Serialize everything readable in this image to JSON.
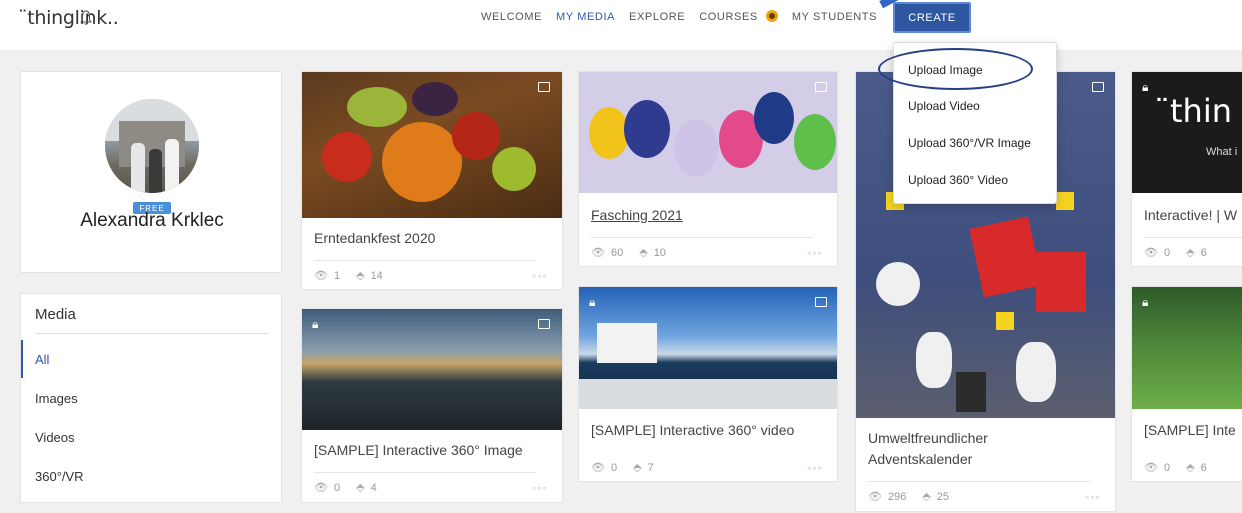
{
  "app": {
    "logo": "¨thinglink.."
  },
  "nav": {
    "items": [
      {
        "label": "WELCOME",
        "active": false
      },
      {
        "label": "MY MEDIA",
        "active": true
      },
      {
        "label": "EXPLORE",
        "active": false
      },
      {
        "label": "COURSES",
        "active": false
      },
      {
        "label": "MY STUDENTS",
        "active": false
      }
    ],
    "create_label": "CREATE"
  },
  "create_menu": {
    "items": [
      "Upload Image",
      "Upload Video",
      "Upload 360°/VR Image",
      "Upload 360° Video"
    ],
    "highlighted": "Upload Image"
  },
  "profile": {
    "name": "Alexandra Krklec",
    "badge": "FREE"
  },
  "media_filter": {
    "title": "Media",
    "items": [
      "All",
      "Images",
      "Videos",
      "360°/VR"
    ],
    "selected": "All"
  },
  "cards": [
    {
      "title": "Erntedankfest 2020",
      "views": "1",
      "tags": "14",
      "type": "image",
      "locked": false
    },
    {
      "title": "[SAMPLE] Interactive 360° Image",
      "views": "0",
      "tags": "4",
      "type": "360",
      "locked": true
    },
    {
      "title": "Fasching 2021",
      "views": "60",
      "tags": "10",
      "type": "image",
      "locked": false
    },
    {
      "title": "[SAMPLE] Interactive 360° video",
      "views": "0",
      "tags": "7",
      "type": "360-video",
      "locked": true
    },
    {
      "title": "Umweltfreundlicher Adventskalender",
      "views": "296",
      "tags": "25",
      "type": "image",
      "locked": false
    },
    {
      "title": "Interactive! | W",
      "views": "0",
      "tags": "6",
      "type": "image",
      "locked": true,
      "thumb_text": "¨thin",
      "thumb_sub": "What i"
    },
    {
      "title": "[SAMPLE] Inte",
      "views": "0",
      "tags": "6",
      "type": "image",
      "locked": true
    }
  ],
  "more_label": "◦◦◦"
}
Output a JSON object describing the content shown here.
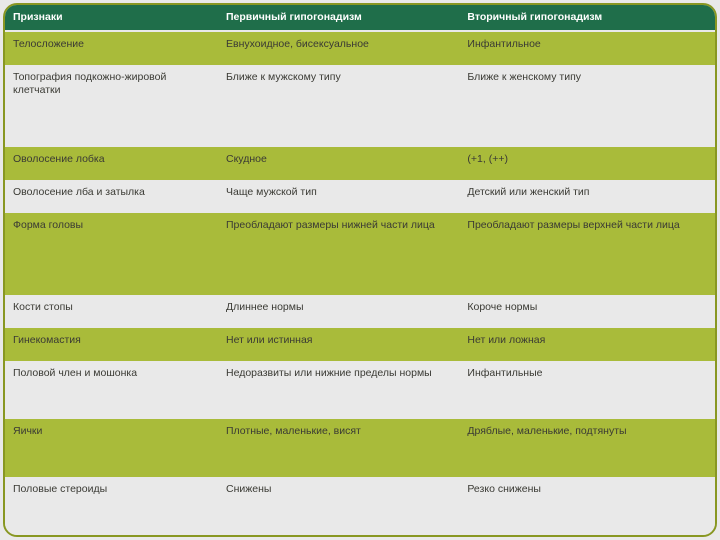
{
  "headers": {
    "c1": "Признаки",
    "c2": "Первичный гипогонадизм",
    "c3": "Вторичный гипогонадизм"
  },
  "rows": [
    {
      "c1": "Телосложение",
      "c2": "Евнухоидное, бисексуальное",
      "c3": "Инфантильное"
    },
    {
      "c1": "Топография подкожно-жировой клетчатки",
      "c2": "Ближе к мужскому типу",
      "c3": "Ближе к женскому типу"
    },
    {
      "c1": "Оволосение лобка",
      "c2": "Скудное",
      "c3": "(+1, (++)"
    },
    {
      "c1": "Оволосение лба и затылка",
      "c2": "Чаще мужской тип",
      "c3": "Детский или женский тип"
    },
    {
      "c1": "Форма головы",
      "c2": "Преобладают размеры нижней части лица",
      "c3": "Преобладают размеры верхней части лица"
    },
    {
      "c1": "Кости стопы",
      "c2": "Длиннее нормы",
      "c3": "Короче нормы"
    },
    {
      "c1": "Гинекомастия",
      "c2": "Нет или истинная",
      "c3": "Нет или ложная"
    },
    {
      "c1": "Половой член и мошонка",
      "c2": "Недоразвиты или нижние пределы нормы",
      "c3": "Инфантильные"
    },
    {
      "c1": "Яички",
      "c2": "Плотные, маленькие, висят",
      "c3": "Дряблые, маленькие, подтянуты"
    },
    {
      "c1": "Половые стероиды",
      "c2": "Снижены",
      "c3": "Резко снижены"
    }
  ]
}
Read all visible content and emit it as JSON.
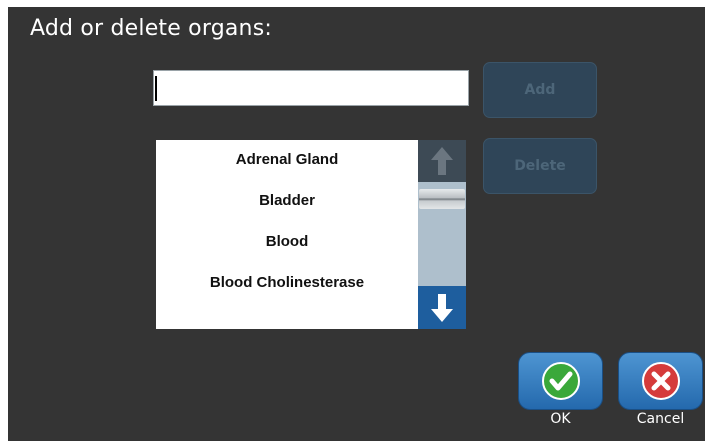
{
  "dialog": {
    "title": "Add or delete organs:",
    "input_value": "",
    "add_label": "Add",
    "delete_label": "Delete",
    "ok_label": "OK",
    "cancel_label": "Cancel"
  },
  "list": {
    "items": [
      "Adrenal Gland",
      "Bladder",
      "Blood",
      "Blood Cholinesterase"
    ]
  },
  "icons": {
    "scroll_up": "arrow-up-icon",
    "scroll_down": "arrow-down-icon",
    "ok": "check-circle-icon",
    "cancel": "x-circle-icon"
  },
  "colors": {
    "ok_green": "#3aa83a",
    "cancel_red": "#d53b3b",
    "button_blue": "#2f74b8"
  }
}
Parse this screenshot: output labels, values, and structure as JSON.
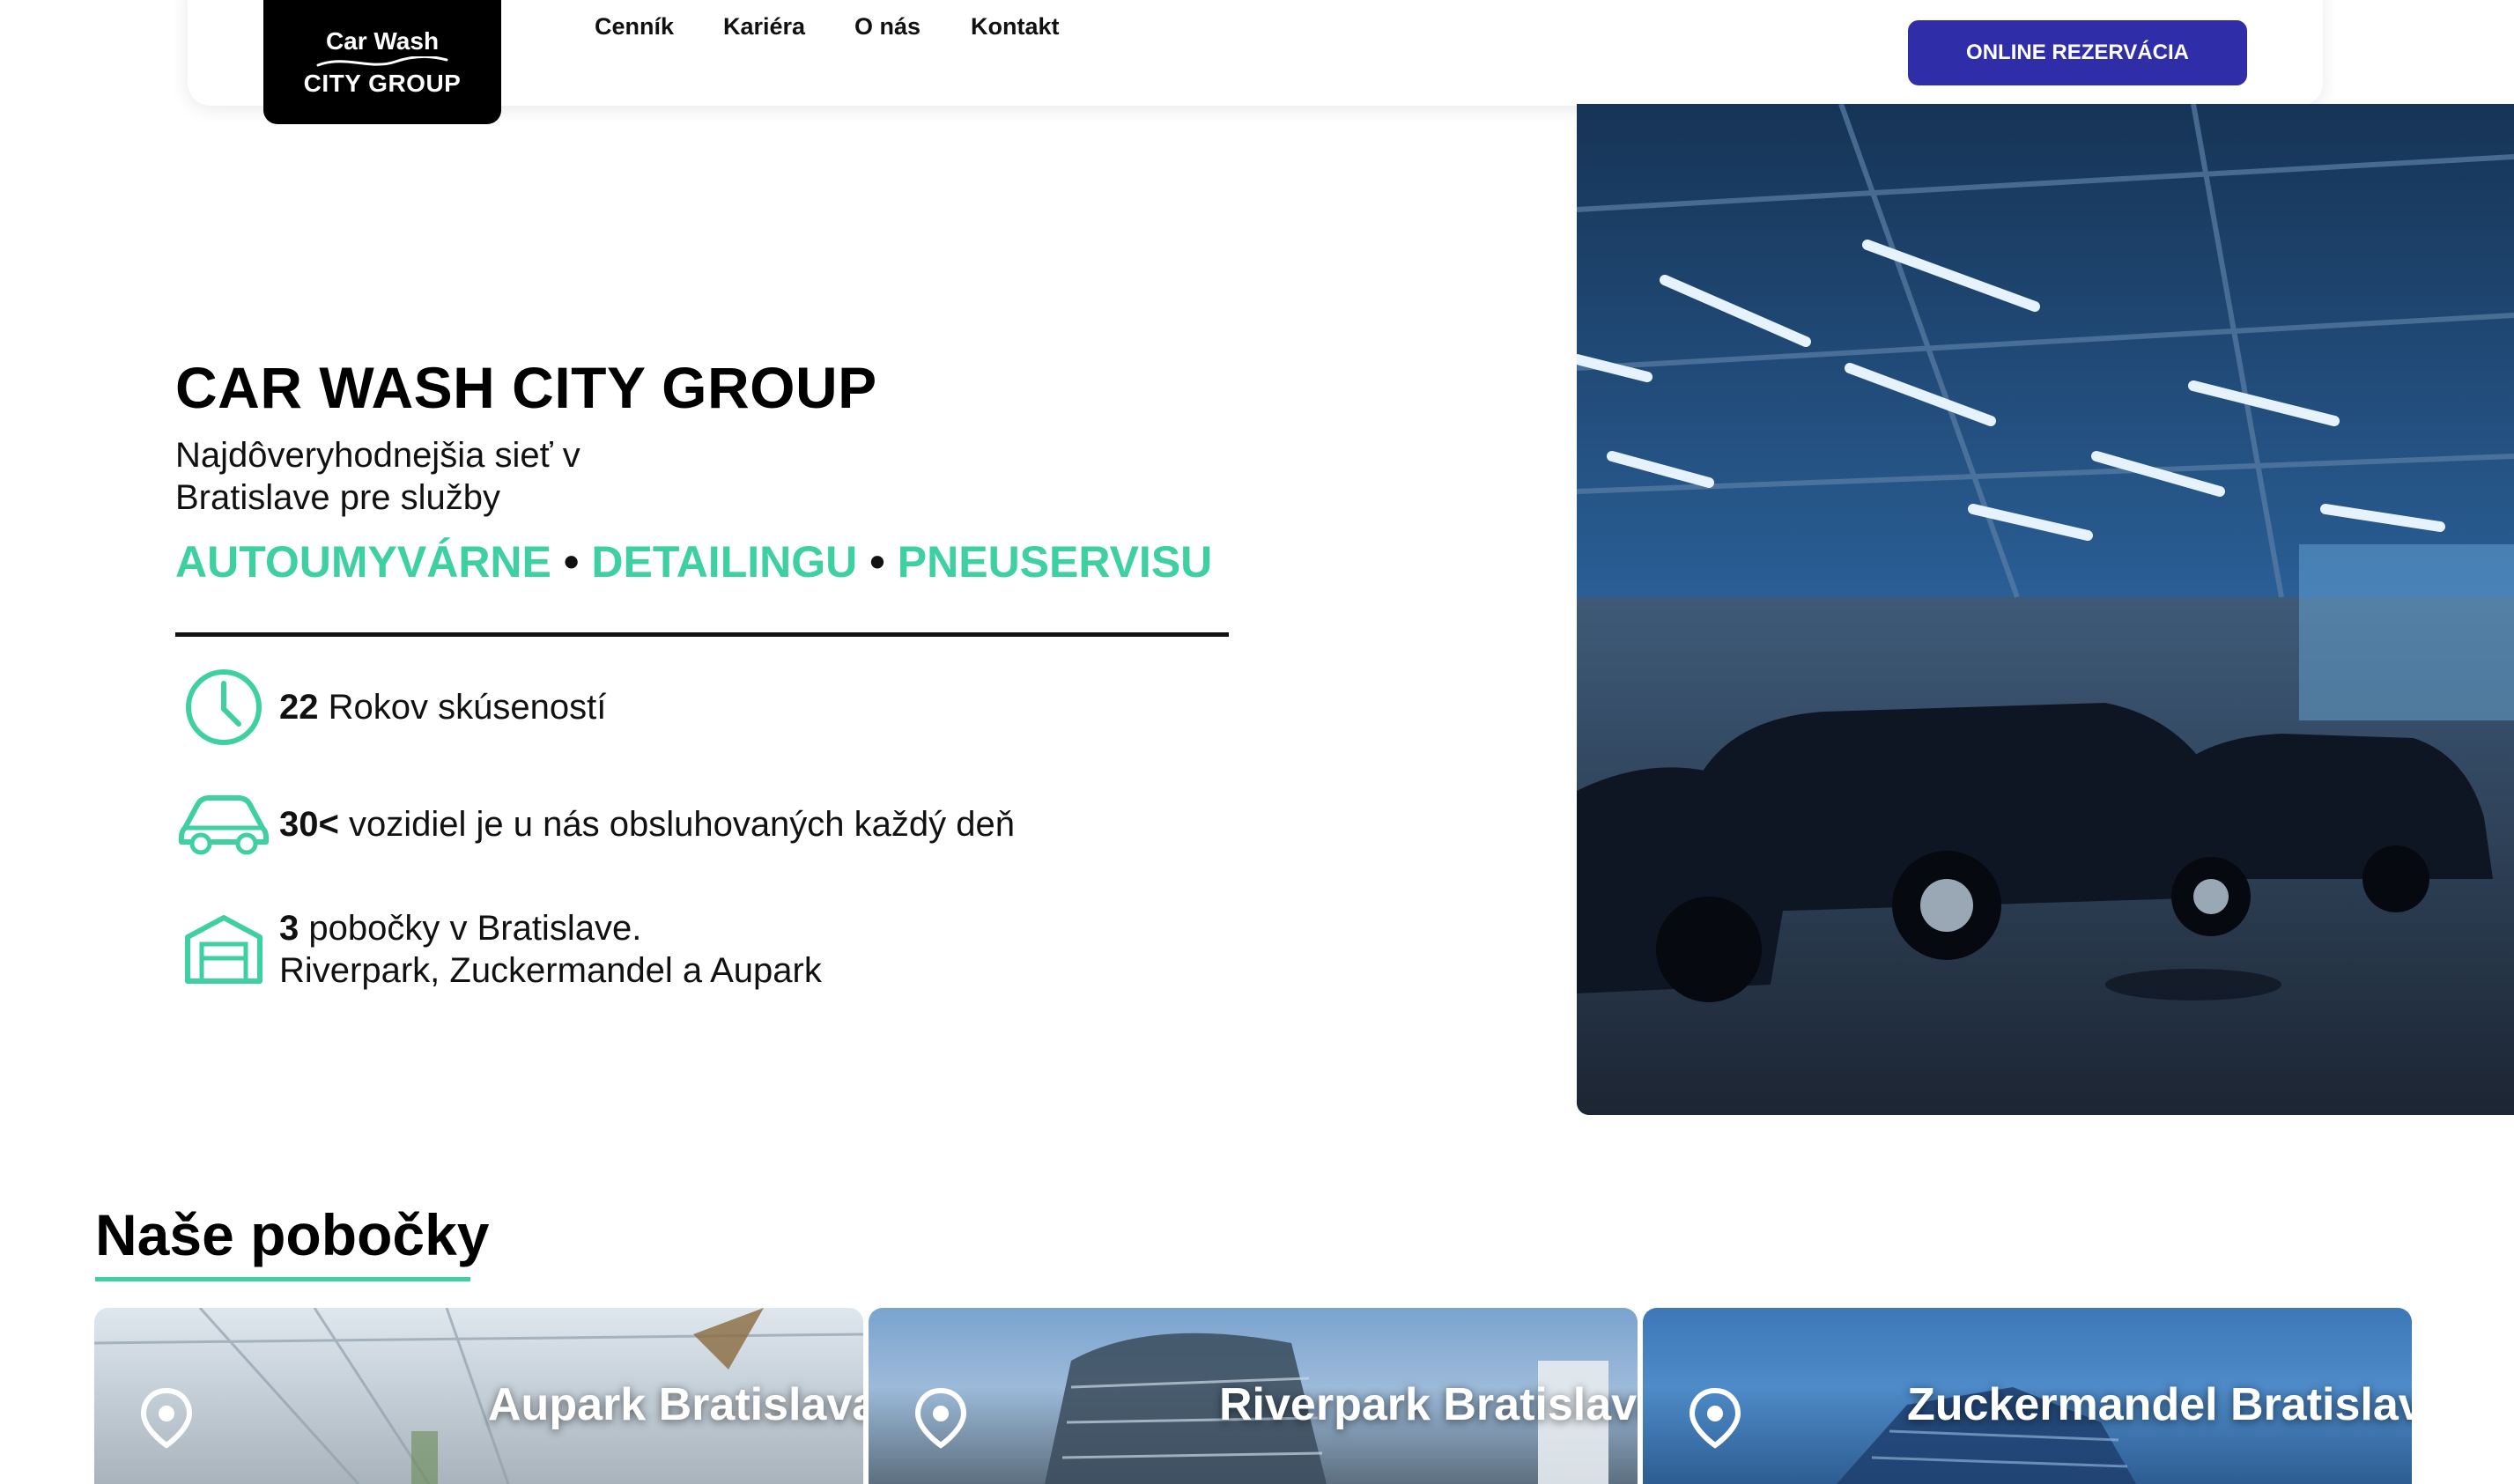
{
  "header": {
    "logo_line1": "Car Wash",
    "logo_line2": "CITY GROUP",
    "nav": [
      "Cenník",
      "Kariéra",
      "O nás",
      "Kontakt"
    ],
    "cta_label": "ONLINE REZERVÁCIA"
  },
  "hero": {
    "title": "CAR WASH CITY GROUP",
    "subtitle": "Najdôveryhodnejšia sieť v Bratislave pre služby",
    "services": [
      "AUTOUMYVÁRNE",
      "DETAILINGU",
      "PNEUSERVISU"
    ],
    "separator": "•",
    "features": [
      {
        "icon": "clock-icon",
        "bold": "22",
        "text": " Rokov skúseností"
      },
      {
        "icon": "car-icon",
        "bold": "30<",
        "text": " vozidiel je u nás obsluhovaných každý deň"
      },
      {
        "icon": "garage-icon",
        "bold": "3",
        "text": " pobočky v Bratislave.",
        "line2": "Riverpark, Zuckermandel a Aupark"
      }
    ]
  },
  "branches": {
    "title": "Naše pobočky",
    "items": [
      {
        "name": "Aupark Bratislava"
      },
      {
        "name": "Riverpark Bratislava"
      },
      {
        "name": "Zuckermandel Bratislava"
      }
    ]
  },
  "colors": {
    "accent": "#3ed0a0",
    "cta": "#2f2ea8",
    "logo_bg": "#000000"
  }
}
+++++
> _Task directions_
Transcribe the full listing above exactly as it stands, minus the pictures.

> _Response below_
Serialize everything readable in this image to JSON.
{
  "app": {
    "logo": "¨thinglink.."
  },
  "nav": {
    "items": [
      {
        "label": "WELCOME",
        "active": false
      },
      {
        "label": "MY MEDIA",
        "active": true
      },
      {
        "label": "EXPLORE",
        "active": false
      },
      {
        "label": "COURSES",
        "active": false
      },
      {
        "label": "MY STUDENTS",
        "active": false
      }
    ],
    "create_label": "CREATE"
  },
  "create_menu": {
    "items": [
      "Upload Image",
      "Upload Video",
      "Upload 360°/VR Image",
      "Upload 360° Video"
    ],
    "highlighted": "Upload Image"
  },
  "profile": {
    "name": "Alexandra Krklec",
    "badge": "FREE"
  },
  "media_filter": {
    "title": "Media",
    "items": [
      "All",
      "Images",
      "Videos",
      "360°/VR"
    ],
    "selected": "All"
  },
  "cards": [
    {
      "title": "Erntedankfest 2020",
      "views": "1",
      "tags": "14",
      "type": "image",
      "locked": false
    },
    {
      "title": "[SAMPLE] Interactive 360° Image",
      "views": "0",
      "tags": "4",
      "type": "360",
      "locked": true
    },
    {
      "title": "Fasching 2021",
      "views": "60",
      "tags": "10",
      "type": "image",
      "locked": false
    },
    {
      "title": "[SAMPLE] Interactive 360° video",
      "views": "0",
      "tags": "7",
      "type": "360-video",
      "locked": true
    },
    {
      "title": "Umweltfreundlicher Adventskalender",
      "views": "296",
      "tags": "25",
      "type": "image",
      "locked": false
    },
    {
      "title": "Interactive! | W",
      "views": "0",
      "tags": "6",
      "type": "image",
      "locked": true,
      "thumb_text": "¨thin",
      "thumb_sub": "What i"
    },
    {
      "title": "[SAMPLE] Inte",
      "views": "0",
      "tags": "6",
      "type": "image",
      "locked": true
    }
  ],
  "more_label": "◦◦◦"
}
Output a JSON object describing the content shown here.
{
  "headers": {
    "c1": "Признаки",
    "c2": "Первичный гипогонадизм",
    "c3": "Вторичный гипогонадизм"
  },
  "rows": [
    {
      "c1": "Телосложение",
      "c2": "Евнухоидное, бисексуальное",
      "c3": "Инфантильное"
    },
    {
      "c1": "Топография подкожно-жировой клетчатки",
      "c2": "Ближе к мужскому типу",
      "c3": "Ближе к женскому типу"
    },
    {
      "c1": "Оволосение лобка",
      "c2": "Скудное",
      "c3": "(+1, (++)"
    },
    {
      "c1": "Оволосение лба и затылка",
      "c2": "Чаще мужской тип",
      "c3": "Детский или женский тип"
    },
    {
      "c1": "Форма головы",
      "c2": "Преобладают размеры нижней части лица",
      "c3": "Преобладают размеры верхней части лица"
    },
    {
      "c1": "Кости стопы",
      "c2": "Длиннее нормы",
      "c3": "Короче нормы"
    },
    {
      "c1": "Гинекомастия",
      "c2": "Нет или истинная",
      "c3": "Нет или ложная"
    },
    {
      "c1": "Половой член и мошонка",
      "c2": "Недоразвиты или нижние пределы нормы",
      "c3": "Инфантильные"
    },
    {
      "c1": "Яички",
      "c2": "Плотные, маленькие, висят",
      "c3": "Дряблые, маленькие, подтянуты"
    },
    {
      "c1": "Половые стероиды",
      "c2": "Снижены",
      "c3": "Резко снижены"
    }
  ]
}
Read all visible content and emit it as JSON.
{
  "dialog": {
    "title": "Add or delete organs:",
    "input_value": "",
    "add_label": "Add",
    "delete_label": "Delete",
    "ok_label": "OK",
    "cancel_label": "Cancel"
  },
  "list": {
    "items": [
      "Adrenal Gland",
      "Bladder",
      "Blood",
      "Blood Cholinesterase"
    ]
  },
  "icons": {
    "scroll_up": "arrow-up-icon",
    "scroll_down": "arrow-down-icon",
    "ok": "check-circle-icon",
    "cancel": "x-circle-icon"
  },
  "colors": {
    "ok_green": "#3aa83a",
    "cancel_red": "#d53b3b",
    "button_blue": "#2f74b8"
  }
}
Parse this screenshot: output labels, values, and structure as JSON.
{
  "header": {
    "logo_line1": "Car Wash",
    "logo_line2": "CITY GROUP",
    "nav": [
      "Cenník",
      "Kariéra",
      "O nás",
      "Kontakt"
    ],
    "cta_label": "ONLINE REZERVÁCIA"
  },
  "hero": {
    "title": "CAR WASH CITY GROUP",
    "subtitle": "Najdôveryhodnejšia sieť v Bratislave pre služby",
    "services": [
      "AUTOUMYVÁRNE",
      "DETAILINGU",
      "PNEUSERVISU"
    ],
    "separator": "•",
    "features": [
      {
        "icon": "clock-icon",
        "bold": "22",
        "text": " Rokov skúseností"
      },
      {
        "icon": "car-icon",
        "bold": "30<",
        "text": " vozidiel je u nás obsluhovaných každý deň"
      },
      {
        "icon": "garage-icon",
        "bold": "3",
        "text": " pobočky v Bratislave.",
        "line2": "Riverpark, Zuckermandel a Aupark"
      }
    ]
  },
  "branches": {
    "title": "Naše pobočky",
    "items": [
      {
        "name": "Aupark Bratislava"
      },
      {
        "name": "Riverpark Bratislava"
      },
      {
        "name": "Zuckermandel Bratislava"
      }
    ]
  },
  "colors": {
    "accent": "#3ed0a0",
    "cta": "#2f2ea8",
    "logo_bg": "#000000"
  }
}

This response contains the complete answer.